(What you are asked to do):
Reproduce the records below in full and without edits, omitting images.

● ● ● ●

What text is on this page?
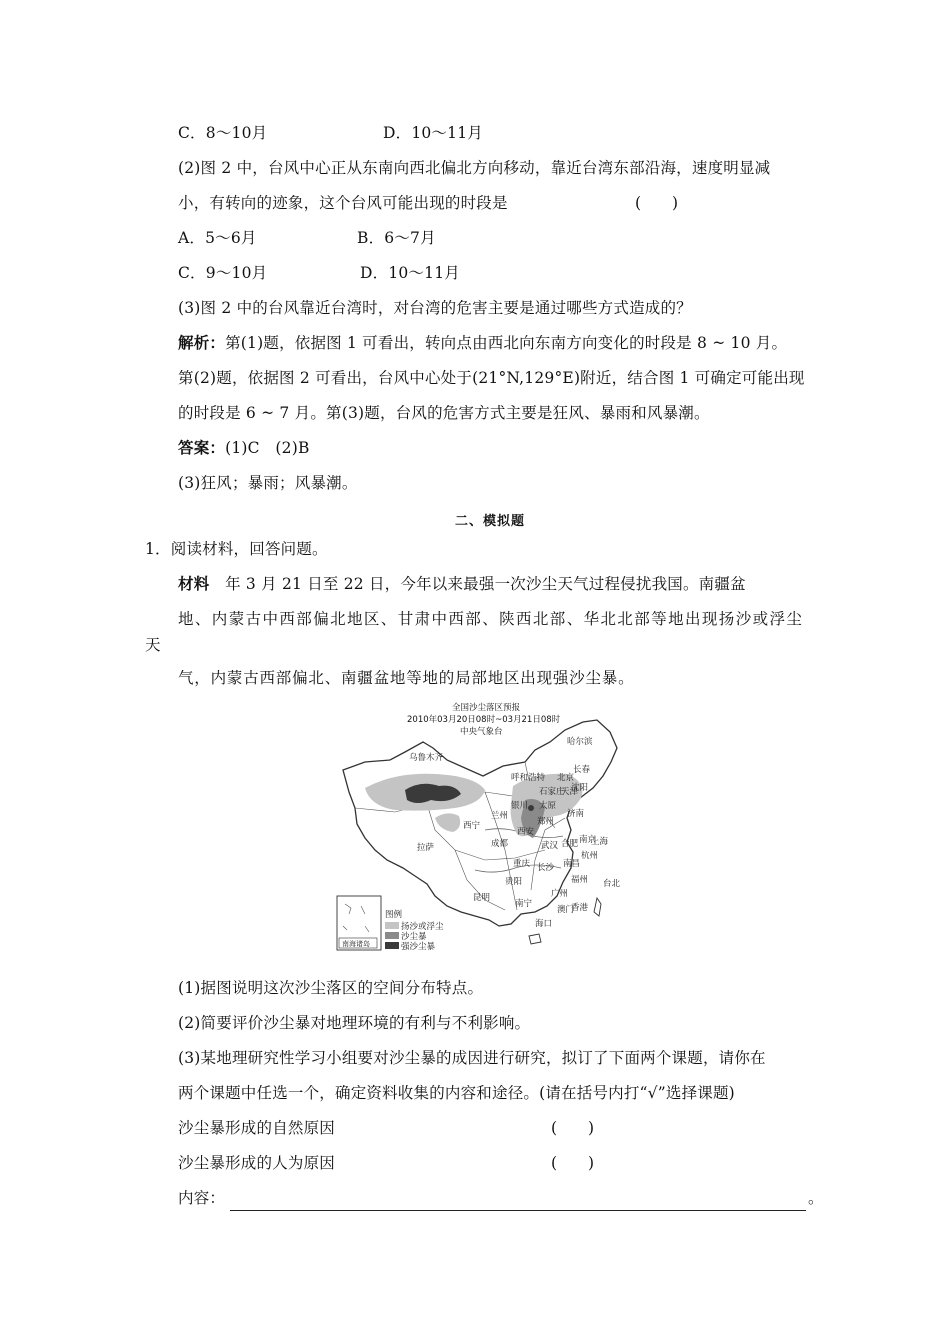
C．8～10月	D．10～11月
(2)图 2 中，台风中心正从东南向西北偏北方向移动，靠近台湾东部沿海，速度明显减
小，有转向的迹象，这个台风可能出现的时段是	(　　)
A．5～6月	B．6～7月
C．9～10月	D．10～11月
(3)图 2 中的台风靠近台湾时，对台湾的危害主要是通过哪些方式造成的？
解析：第(1)题，依据图 1 可看出，转向点由西北向东南方向变化的时段是 8 ~ 10 月。
第(2)题，依据图 2 可看出，台风中心处于(21°N,129°E)附近，结合图 1 可确定可能出现
的时段是 6 ~ 7 月。第(3)题，台风的危害方式主要是狂风、暴雨和风暴潮。
答案：(1)C　(2)B
(3)狂风；暴雨；风暴潮。
二、模拟题
1．阅读材料，回答问题。
材料　年 3 月 21 日至 22 日，今年以来最强一次沙尘天气过程侵扰我国。南疆盆
地、内蒙古中西部偏北地区、甘肃中西部、陕西北部、华北北部等地出现扬沙或浮尘
天
气，内蒙古西部偏北、南疆盆地等地的局部地区出现强沙尘暴。
全国沙尘落区预报
2010年03月20日08时~03月21日08时
中央气象台
哈尔滨
长春
沈阳
乌鲁木齐
呼和浩特 北京
石家庄
天津
银川 太原
济南
西宁
兰州
西安
郑州
拉萨	成都	武汉 合肥 南京
上海
杭州
重庆 长沙 南昌
贵阳	福州 台北
昆明
南宁
广州
澳门
香港
海口
南海诸岛
图例
扬沙或浮尘
沙尘暴
强沙尘暴
(1)据图说明这次沙尘落区的空间分布特点。
(2)简要评价沙尘暴对地理环境的有利与不利影响。
(3)某地理研究性学习小组要对沙尘暴的成因进行研究，拟订了下面两个课题，请你在
两个课题中任选一个，确定资料收集的内容和途径。(请在括号内打“√”选择课题)
沙尘暴形成的自然原因	(　　)
沙尘暴形成的人为原因	(　　)
内容：	。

● ● ● ●

(Exercise result):
What text is on this page?
C．8～10月	D．10～11月
(2)图 2 中，台风中心正从东南向西北偏北方向移动，靠近台湾东部沿海，速度明显减
小，有转向的迹象，这个台风可能出现的时段是	(　　)
A．5～6月	B．6～7月
C．9～10月	D．10～11月
(3)图 2 中的台风靠近台湾时，对台湾的危害主要是通过哪些方式造成的？
解析：第(1)题，依据图 1 可看出，转向点由西北向东南方向变化的时段是 8 ~ 10 月。
第(2)题，依据图 2 可看出，台风中心处于(21°N,129°E)附近，结合图 1 可确定可能出现
的时段是 6 ~ 7 月。第(3)题，台风的危害方式主要是狂风、暴雨和风暴潮。
答案：(1)C　(2)B
(3)狂风；暴雨；风暴潮。
二、模拟题
1．阅读材料，回答问题。
材料　年 3 月 21 日至 22 日，今年以来最强一次沙尘天气过程侵扰我国。南疆盆
地、内蒙古中西部偏北地区、甘肃中西部、陕西北部、华北北部等地出现扬沙或浮尘
天
气，内蒙古西部偏北、南疆盆地等地的局部地区出现强沙尘暴。
全国沙尘落区预报
2010年03月20日08时~03月21日08时
中央气象台
哈尔滨
长春
沈阳
乌鲁木齐
呼和浩特 北京
石家庄
天津
银川 太原
济南
西宁
兰州
西安
郑州
拉萨	成都	武汉 合肥 南京
上海
杭州
重庆 长沙 南昌
贵阳	福州 台北
昆明
南宁
广州
澳门
香港
海口
南海诸岛
图例
扬沙或浮尘
沙尘暴
强沙尘暴
(1)据图说明这次沙尘落区的空间分布特点。
(2)简要评价沙尘暴对地理环境的有利与不利影响。
(3)某地理研究性学习小组要对沙尘暴的成因进行研究，拟订了下面两个课题，请你在
两个课题中任选一个，确定资料收集的内容和途径。(请在括号内打“√”选择课题)
沙尘暴形成的自然原因	(　　)
沙尘暴形成的人为原因	(　　)
内容：	。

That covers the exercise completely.